The probability values can be used to generate 508 a probability distribution of output category data and the data can be analyzed 510 to select 512 an image of the rotated versions of the image. The categorization tree can then be utilized, whereby for the item of interest represented the image, category information representing at least a category of the item can be determined 514. The determined category can be provided 516 to an information retrieval algorithm such as an item retrieval algorithm to determine primary content for the item of interest. This information also can be used to determine recommendations, advertising, or other supplemental content, within a specific category, to be displayed with the primary content.

An advantage to such an approach is that recommendations will be selected and presented that can more likely be of interest to a user for whom sufficient information is not available to make personalized recommendations. This can help to reduce the amount of time the user needs to spend searching for items, and the number of pages or searches needed to be examined in order to find those items, which can reduce the amount of resources needed for that user session. Aspects of the present invention thus not only improve the user experience but also improve the performance of various computer systems as the amount of power, processing capacity, bandwidth, memory, and other resources needed for the session can be reduced, and the performance of the system for this and other users, as well as this and other tasks, improved.

FIG. 7 illustrates an example electronic user device 700 that can be used in accordance with various embodiments. Although a portable computing device (e.g., an electronic book reader or tablet computer) is shown, it should be understood that any electronic device capable of receiving, determining, and/or processing input can be used in accordance with various embodiments discussed herein, where the devices can include, for example, desktop computers, notebook computers, personal data assistants, smart phones, video gaming consoles, television set top boxes, and portable media players. In this example, the computing device 702 has a display screen 704 on the front side, which under normal operation will display information to a user facing the display screen (e.g., on the same side of the computing device as the display screen). It should be understood that computing devices such as servers, however, may not have dedicated display elements. The example computing device 700 also includes at least one networking component 706, such as a network interface card, wireless networking component, and the like, enabling the computing device to communicate information over at least one network.
■ ■ ■
_EXERCISE TASKS_
[a] According to the source text, what is the determined category provided to?
[b] List every kind of device that the source text names after the words "where the devices can include, for example".

_GIVEN MATERIAL_
■ ■ ■
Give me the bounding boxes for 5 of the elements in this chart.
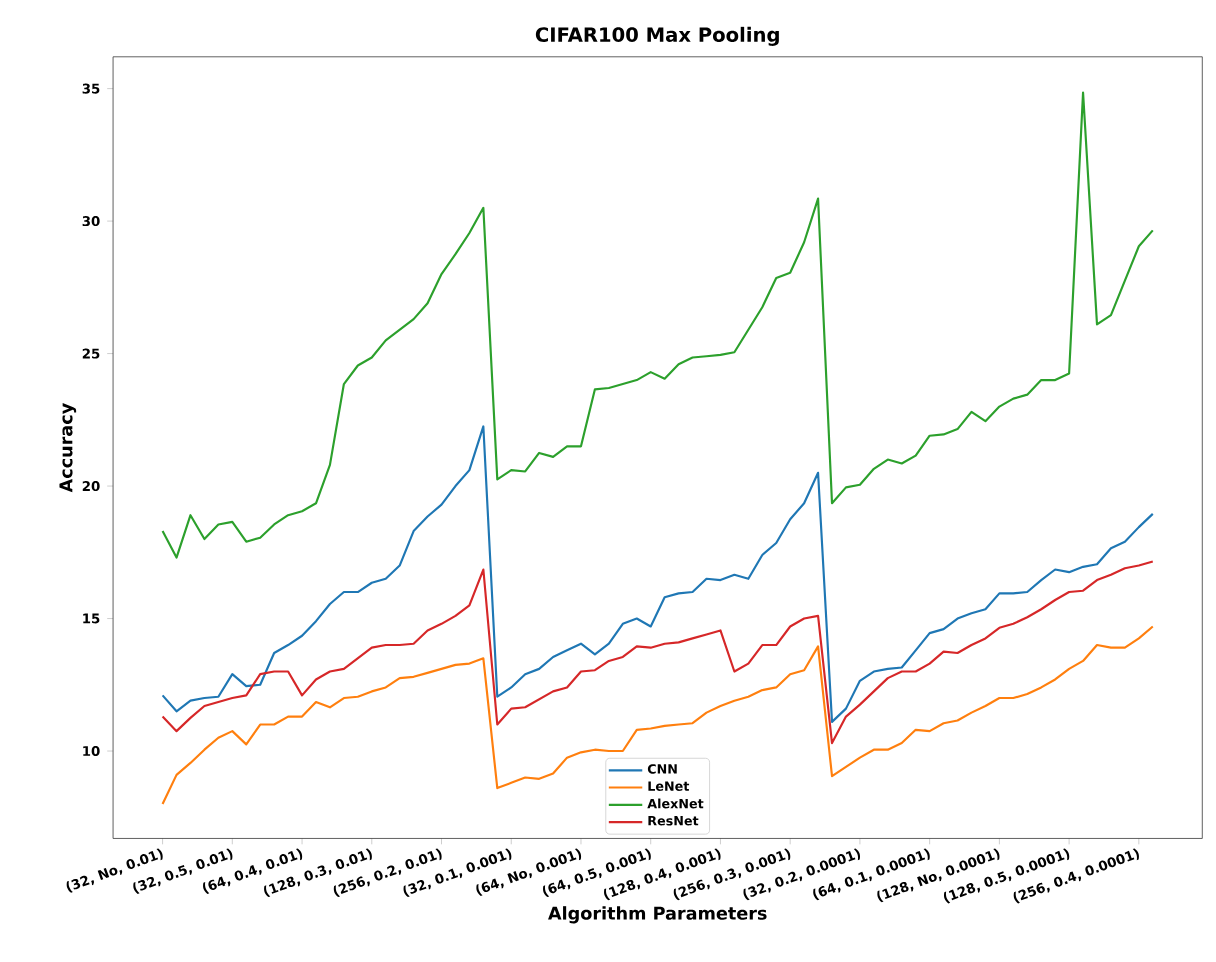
■ ■ ■
_SOLUTIONS TO THE EXERCISE_
[a] An information retrieval algorithm, such as an item retrieval algorithm.

[b]
- Desktop computers
- Notebook computers
- Personal data assistants
- Smart phones
- Video gaming consoles
- Television set top boxes
- Portable media players